» **GOAL**:
Make an exact copy of all the records.

» **THE DATA**:
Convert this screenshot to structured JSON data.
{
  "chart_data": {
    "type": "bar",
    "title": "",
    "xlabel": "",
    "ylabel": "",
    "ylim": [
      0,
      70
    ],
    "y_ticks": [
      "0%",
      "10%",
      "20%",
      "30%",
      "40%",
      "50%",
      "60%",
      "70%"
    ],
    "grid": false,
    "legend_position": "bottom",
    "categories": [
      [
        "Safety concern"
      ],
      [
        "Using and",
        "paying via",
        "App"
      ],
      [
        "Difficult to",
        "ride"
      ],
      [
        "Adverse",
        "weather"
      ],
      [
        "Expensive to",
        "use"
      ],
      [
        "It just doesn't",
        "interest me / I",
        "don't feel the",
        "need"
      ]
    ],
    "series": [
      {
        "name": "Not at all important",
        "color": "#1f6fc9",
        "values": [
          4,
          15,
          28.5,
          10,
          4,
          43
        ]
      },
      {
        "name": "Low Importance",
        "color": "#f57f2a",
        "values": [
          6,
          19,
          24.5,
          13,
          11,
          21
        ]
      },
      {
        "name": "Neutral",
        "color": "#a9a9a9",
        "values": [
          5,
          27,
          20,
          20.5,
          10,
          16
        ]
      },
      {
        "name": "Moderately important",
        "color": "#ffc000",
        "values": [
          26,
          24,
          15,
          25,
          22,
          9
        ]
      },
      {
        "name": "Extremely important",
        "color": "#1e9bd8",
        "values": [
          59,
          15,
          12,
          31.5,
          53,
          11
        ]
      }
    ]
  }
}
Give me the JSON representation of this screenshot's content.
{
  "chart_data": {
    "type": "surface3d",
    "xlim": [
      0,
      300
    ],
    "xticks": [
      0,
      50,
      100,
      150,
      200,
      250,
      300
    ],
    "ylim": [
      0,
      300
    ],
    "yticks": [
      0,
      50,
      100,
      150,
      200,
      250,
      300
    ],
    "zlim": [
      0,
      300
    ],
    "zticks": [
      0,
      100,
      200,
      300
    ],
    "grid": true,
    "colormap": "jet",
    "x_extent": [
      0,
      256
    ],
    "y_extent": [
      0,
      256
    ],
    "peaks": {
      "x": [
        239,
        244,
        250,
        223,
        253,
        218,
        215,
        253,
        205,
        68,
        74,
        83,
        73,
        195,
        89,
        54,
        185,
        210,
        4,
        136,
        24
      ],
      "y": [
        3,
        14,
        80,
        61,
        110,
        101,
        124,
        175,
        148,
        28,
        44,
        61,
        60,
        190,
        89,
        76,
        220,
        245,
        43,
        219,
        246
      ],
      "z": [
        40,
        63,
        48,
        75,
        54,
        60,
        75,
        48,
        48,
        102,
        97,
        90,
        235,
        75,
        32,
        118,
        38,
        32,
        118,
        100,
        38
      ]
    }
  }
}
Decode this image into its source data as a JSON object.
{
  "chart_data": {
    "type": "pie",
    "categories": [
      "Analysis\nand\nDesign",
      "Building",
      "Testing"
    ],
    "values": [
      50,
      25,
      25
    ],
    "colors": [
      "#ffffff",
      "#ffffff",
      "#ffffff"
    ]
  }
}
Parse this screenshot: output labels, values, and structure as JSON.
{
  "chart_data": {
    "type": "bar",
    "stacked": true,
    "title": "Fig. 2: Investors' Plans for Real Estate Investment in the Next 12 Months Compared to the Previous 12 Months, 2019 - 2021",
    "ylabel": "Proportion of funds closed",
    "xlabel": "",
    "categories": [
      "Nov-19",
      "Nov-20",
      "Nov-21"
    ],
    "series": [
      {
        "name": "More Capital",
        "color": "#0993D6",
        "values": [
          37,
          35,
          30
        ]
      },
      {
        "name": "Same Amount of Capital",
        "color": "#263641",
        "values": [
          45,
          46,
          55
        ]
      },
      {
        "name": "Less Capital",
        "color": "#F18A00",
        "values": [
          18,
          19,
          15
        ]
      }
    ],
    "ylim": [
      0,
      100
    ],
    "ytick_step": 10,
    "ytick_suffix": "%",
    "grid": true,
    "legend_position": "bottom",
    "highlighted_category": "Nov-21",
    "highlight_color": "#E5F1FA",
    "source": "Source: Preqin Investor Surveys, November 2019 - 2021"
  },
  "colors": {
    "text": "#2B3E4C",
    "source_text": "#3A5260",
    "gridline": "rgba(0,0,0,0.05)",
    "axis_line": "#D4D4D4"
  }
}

» **CORRECT RESPONSE**:
Convert this screenshot to structured JSON data.
{
  "chart_data": {
    "type": "bar",
    "title": "",
    "xlabel": "",
    "ylabel": "",
    "ylim": [
      0,
      70
    ],
    "y_ticks": [
      "0%",
      "10%",
      "20%",
      "30%",
      "40%",
      "50%",
      "60%",
      "70%"
    ],
    "grid": false,
    "legend_position": "bottom",
    "categories": [
      [
        "Safety concern"
      ],
      [
        "Using and",
        "paying via",
        "App"
      ],
      [
        "Difficult to",
        "ride"
      ],
      [
        "Adverse",
        "weather"
      ],
      [
        "Expensive to",
        "use"
      ],
      [
        "It just doesn't",
        "interest me / I",
        "don't feel the",
        "need"
      ]
    ],
    "series": [
      {
        "name": "Not at all important",
        "color": "#1f6fc9",
        "values": [
          4,
          15,
          28.5,
          10,
          4,
          43
        ]
      },
      {
        "name": "Low Importance",
        "color": "#f57f2a",
        "values": [
          6,
          19,
          24.5,
          13,
          11,
          21
        ]
      },
      {
        "name": "Neutral",
        "color": "#a9a9a9",
        "values": [
          5,
          27,
          20,
          20.5,
          10,
          16
        ]
      },
      {
        "name": "Moderately important",
        "color": "#ffc000",
        "values": [
          26,
          24,
          15,
          25,
          22,
          9
        ]
      },
      {
        "name": "Extremely important",
        "color": "#1e9bd8",
        "values": [
          59,
          15,
          12,
          31.5,
          53,
          11
        ]
      }
    ]
  }
}
Give me the JSON representation of this screenshot's content.
{
  "chart_data": {
    "type": "surface3d",
    "xlim": [
      0,
      300
    ],
    "xticks": [
      0,
      50,
      100,
      150,
      200,
      250,
      300
    ],
    "ylim": [
      0,
      300
    ],
    "yticks": [
      0,
      50,
      100,
      150,
      200,
      250,
      300
    ],
    "zlim": [
      0,
      300
    ],
    "zticks": [
      0,
      100,
      200,
      300
    ],
    "grid": true,
    "colormap": "jet",
    "x_extent": [
      0,
      256
    ],
    "y_extent": [
      0,
      256
    ],
    "peaks": {
      "x": [
        239,
        244,
        250,
        223,
        253,
        218,
        215,
        253,
        205,
        68,
        74,
        83,
        73,
        195,
        89,
        54,
        185,
        210,
        4,
        136,
        24
      ],
      "y": [
        3,
        14,
        80,
        61,
        110,
        101,
        124,
        175,
        148,
        28,
        44,
        61,
        60,
        190,
        89,
        76,
        220,
        245,
        43,
        219,
        246
      ],
      "z": [
        40,
        63,
        48,
        75,
        54,
        60,
        75,
        48,
        48,
        102,
        97,
        90,
        235,
        75,
        32,
        118,
        38,
        32,
        118,
        100,
        38
      ]
    }
  }
}
Decode this image into its source data as a JSON object.
{
  "chart_data": {
    "type": "pie",
    "categories": [
      "Analysis\nand\nDesign",
      "Building",
      "Testing"
    ],
    "values": [
      50,
      25,
      25
    ],
    "colors": [
      "#ffffff",
      "#ffffff",
      "#ffffff"
    ]
  }
}
Parse this screenshot: output labels, values, and structure as JSON.
{
  "chart_data": {
    "type": "bar",
    "stacked": true,
    "title": "Fig. 2: Investors' Plans for Real Estate Investment in the Next 12 Months Compared to the Previous 12 Months, 2019 - 2021",
    "ylabel": "Proportion of funds closed",
    "xlabel": "",
    "categories": [
      "Nov-19",
      "Nov-20",
      "Nov-21"
    ],
    "series": [
      {
        "name": "More Capital",
        "color": "#0993D6",
        "values": [
          37,
          35,
          30
        ]
      },
      {
        "name": "Same Amount of Capital",
        "color": "#263641",
        "values": [
          45,
          46,
          55
        ]
      },
      {
        "name": "Less Capital",
        "color": "#F18A00",
        "values": [
          18,
          19,
          15
        ]
      }
    ],
    "ylim": [
      0,
      100
    ],
    "ytick_step": 10,
    "ytick_suffix": "%",
    "grid": true,
    "legend_position": "bottom",
    "highlighted_category": "Nov-21",
    "highlight_color": "#E5F1FA",
    "source": "Source: Preqin Investor Surveys, November 2019 - 2021"
  },
  "colors": {
    "text": "#2B3E4C",
    "source_text": "#3A5260",
    "gridline": "rgba(0,0,0,0.05)",
    "axis_line": "#D4D4D4"
  }
}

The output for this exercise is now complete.